● **Task**: Write out the stretch of entries from the start through the line that contains "x-label-prefix: Relativer Zeitplan", copying each line exactly as it stands.

--- start Dataset entries ---

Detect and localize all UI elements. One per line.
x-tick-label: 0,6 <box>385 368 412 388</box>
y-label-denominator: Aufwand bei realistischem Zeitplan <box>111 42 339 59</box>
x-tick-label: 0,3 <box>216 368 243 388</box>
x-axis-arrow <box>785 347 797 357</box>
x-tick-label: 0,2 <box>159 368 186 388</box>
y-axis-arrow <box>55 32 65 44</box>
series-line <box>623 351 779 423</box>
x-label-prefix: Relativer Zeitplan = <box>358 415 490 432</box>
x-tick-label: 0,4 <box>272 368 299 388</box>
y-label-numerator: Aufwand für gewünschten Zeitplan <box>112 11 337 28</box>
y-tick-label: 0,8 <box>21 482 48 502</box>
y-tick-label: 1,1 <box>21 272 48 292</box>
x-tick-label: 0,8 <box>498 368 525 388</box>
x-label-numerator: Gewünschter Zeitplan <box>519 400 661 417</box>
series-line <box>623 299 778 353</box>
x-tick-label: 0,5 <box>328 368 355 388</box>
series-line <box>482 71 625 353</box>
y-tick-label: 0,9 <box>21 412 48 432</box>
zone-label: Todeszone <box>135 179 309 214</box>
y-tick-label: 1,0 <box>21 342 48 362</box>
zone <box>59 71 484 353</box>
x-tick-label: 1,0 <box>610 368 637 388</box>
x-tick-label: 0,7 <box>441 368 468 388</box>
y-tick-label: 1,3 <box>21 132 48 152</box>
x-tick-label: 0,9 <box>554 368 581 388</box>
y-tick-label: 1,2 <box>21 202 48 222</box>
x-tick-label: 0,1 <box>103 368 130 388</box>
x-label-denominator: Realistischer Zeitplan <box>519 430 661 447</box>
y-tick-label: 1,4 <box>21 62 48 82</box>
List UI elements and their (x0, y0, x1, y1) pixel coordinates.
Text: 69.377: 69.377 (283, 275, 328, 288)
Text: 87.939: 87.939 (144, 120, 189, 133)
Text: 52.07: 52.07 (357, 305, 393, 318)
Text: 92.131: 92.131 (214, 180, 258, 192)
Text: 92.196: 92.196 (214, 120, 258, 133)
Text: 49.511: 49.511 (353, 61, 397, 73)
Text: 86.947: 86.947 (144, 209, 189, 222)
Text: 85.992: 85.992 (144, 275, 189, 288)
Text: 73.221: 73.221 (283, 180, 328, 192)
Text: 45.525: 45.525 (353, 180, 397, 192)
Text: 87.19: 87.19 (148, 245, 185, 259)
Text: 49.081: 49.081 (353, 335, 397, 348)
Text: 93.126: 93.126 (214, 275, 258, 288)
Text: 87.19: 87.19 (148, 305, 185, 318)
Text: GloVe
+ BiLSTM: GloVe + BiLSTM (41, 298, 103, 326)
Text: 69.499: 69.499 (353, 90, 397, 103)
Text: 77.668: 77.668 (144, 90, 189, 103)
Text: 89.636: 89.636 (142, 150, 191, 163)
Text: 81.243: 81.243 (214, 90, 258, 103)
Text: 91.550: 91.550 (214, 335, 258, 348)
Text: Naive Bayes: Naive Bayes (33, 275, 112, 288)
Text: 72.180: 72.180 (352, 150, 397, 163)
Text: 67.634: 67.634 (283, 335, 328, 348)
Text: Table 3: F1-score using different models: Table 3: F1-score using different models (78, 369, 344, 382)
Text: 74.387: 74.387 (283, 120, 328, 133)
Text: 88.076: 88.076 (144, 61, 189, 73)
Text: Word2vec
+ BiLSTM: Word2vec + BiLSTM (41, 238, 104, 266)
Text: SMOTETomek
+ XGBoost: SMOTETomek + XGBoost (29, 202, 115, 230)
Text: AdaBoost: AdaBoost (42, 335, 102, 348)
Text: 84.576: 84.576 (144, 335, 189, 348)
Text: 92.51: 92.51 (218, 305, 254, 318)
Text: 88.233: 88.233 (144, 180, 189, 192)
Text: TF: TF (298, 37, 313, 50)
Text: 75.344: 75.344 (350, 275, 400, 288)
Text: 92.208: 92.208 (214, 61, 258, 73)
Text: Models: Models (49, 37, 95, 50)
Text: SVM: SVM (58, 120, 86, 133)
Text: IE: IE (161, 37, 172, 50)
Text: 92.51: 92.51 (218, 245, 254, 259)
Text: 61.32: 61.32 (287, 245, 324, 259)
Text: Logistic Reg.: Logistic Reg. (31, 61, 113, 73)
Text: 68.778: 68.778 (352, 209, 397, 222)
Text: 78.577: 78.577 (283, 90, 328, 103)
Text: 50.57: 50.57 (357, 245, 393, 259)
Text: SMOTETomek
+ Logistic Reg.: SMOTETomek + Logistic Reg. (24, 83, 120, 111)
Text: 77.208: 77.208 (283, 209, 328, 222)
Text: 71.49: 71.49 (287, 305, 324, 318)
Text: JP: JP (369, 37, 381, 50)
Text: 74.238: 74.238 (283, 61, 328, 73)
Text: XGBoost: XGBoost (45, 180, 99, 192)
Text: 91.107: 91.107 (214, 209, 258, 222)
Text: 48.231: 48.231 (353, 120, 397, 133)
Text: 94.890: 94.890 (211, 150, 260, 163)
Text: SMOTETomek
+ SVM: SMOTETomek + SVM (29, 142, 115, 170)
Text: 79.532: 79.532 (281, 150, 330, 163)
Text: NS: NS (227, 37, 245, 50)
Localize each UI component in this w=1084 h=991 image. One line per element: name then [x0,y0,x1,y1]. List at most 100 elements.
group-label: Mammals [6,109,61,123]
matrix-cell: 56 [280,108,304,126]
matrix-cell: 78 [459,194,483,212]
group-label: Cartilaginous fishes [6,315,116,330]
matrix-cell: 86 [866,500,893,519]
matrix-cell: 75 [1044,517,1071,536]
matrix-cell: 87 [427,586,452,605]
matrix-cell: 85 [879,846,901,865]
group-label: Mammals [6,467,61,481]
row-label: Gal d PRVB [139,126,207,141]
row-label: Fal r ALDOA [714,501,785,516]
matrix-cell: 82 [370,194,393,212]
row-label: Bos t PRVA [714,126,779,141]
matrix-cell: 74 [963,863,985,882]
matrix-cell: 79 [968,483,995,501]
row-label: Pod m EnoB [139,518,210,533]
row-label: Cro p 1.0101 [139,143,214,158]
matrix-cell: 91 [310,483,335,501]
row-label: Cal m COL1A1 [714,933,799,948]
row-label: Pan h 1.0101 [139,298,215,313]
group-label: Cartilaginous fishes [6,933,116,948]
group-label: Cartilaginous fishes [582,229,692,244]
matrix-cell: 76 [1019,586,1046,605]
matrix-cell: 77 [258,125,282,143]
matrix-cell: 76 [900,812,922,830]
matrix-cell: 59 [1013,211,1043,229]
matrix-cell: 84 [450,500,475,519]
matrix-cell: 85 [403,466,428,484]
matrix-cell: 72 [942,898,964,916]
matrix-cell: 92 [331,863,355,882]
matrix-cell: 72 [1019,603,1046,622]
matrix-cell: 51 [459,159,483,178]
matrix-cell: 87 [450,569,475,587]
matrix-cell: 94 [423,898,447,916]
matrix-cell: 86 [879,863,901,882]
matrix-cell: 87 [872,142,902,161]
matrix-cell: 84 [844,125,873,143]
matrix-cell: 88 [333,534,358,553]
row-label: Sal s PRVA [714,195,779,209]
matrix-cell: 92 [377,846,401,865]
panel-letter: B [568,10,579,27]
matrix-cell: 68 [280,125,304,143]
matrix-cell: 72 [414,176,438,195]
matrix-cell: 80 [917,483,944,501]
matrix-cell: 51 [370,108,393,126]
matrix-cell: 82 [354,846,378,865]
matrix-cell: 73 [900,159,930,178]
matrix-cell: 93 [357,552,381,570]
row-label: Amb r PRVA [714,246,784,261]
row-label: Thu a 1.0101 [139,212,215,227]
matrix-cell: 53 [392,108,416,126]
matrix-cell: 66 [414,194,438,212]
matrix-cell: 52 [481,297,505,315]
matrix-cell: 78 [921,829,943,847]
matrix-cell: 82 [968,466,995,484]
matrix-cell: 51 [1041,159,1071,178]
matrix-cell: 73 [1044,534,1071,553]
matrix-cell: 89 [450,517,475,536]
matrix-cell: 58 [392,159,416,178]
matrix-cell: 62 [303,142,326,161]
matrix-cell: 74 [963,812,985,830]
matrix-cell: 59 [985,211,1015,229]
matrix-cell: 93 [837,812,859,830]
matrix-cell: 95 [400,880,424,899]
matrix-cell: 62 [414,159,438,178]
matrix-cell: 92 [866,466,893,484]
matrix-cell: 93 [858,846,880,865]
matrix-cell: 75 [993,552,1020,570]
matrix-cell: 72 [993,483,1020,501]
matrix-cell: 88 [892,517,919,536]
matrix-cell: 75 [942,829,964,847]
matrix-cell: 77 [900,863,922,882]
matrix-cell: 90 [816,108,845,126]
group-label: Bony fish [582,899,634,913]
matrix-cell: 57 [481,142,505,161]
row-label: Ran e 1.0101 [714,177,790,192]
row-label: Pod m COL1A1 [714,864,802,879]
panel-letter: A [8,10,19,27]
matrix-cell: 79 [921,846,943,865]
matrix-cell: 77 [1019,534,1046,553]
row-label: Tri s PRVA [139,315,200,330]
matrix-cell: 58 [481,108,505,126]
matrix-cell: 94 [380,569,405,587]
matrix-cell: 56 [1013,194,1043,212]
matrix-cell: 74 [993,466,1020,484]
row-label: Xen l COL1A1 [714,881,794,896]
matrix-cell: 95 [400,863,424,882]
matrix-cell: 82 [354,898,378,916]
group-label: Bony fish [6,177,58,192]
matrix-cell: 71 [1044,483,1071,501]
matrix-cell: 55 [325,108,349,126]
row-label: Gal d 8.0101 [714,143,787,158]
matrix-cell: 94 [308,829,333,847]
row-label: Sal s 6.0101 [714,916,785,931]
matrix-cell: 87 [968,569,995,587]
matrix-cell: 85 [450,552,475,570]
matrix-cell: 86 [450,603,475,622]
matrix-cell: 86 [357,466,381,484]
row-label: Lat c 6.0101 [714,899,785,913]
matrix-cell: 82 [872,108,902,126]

--- end Dataset entries ---

● **Problem solution**:
Detect and localize all UI elements. One per line.
x-tick-label: 0,6 <box>385 368 412 388</box>
y-label-denominator: Aufwand bei realistischem Zeitplan <box>111 42 339 59</box>
x-tick-label: 0,3 <box>216 368 243 388</box>
x-axis-arrow <box>785 347 797 357</box>
x-tick-label: 0,2 <box>159 368 186 388</box>
y-axis-arrow <box>55 32 65 44</box>
series-line <box>623 351 779 423</box>
x-label-prefix: Relativer Zeitplan = <box>358 415 490 432</box>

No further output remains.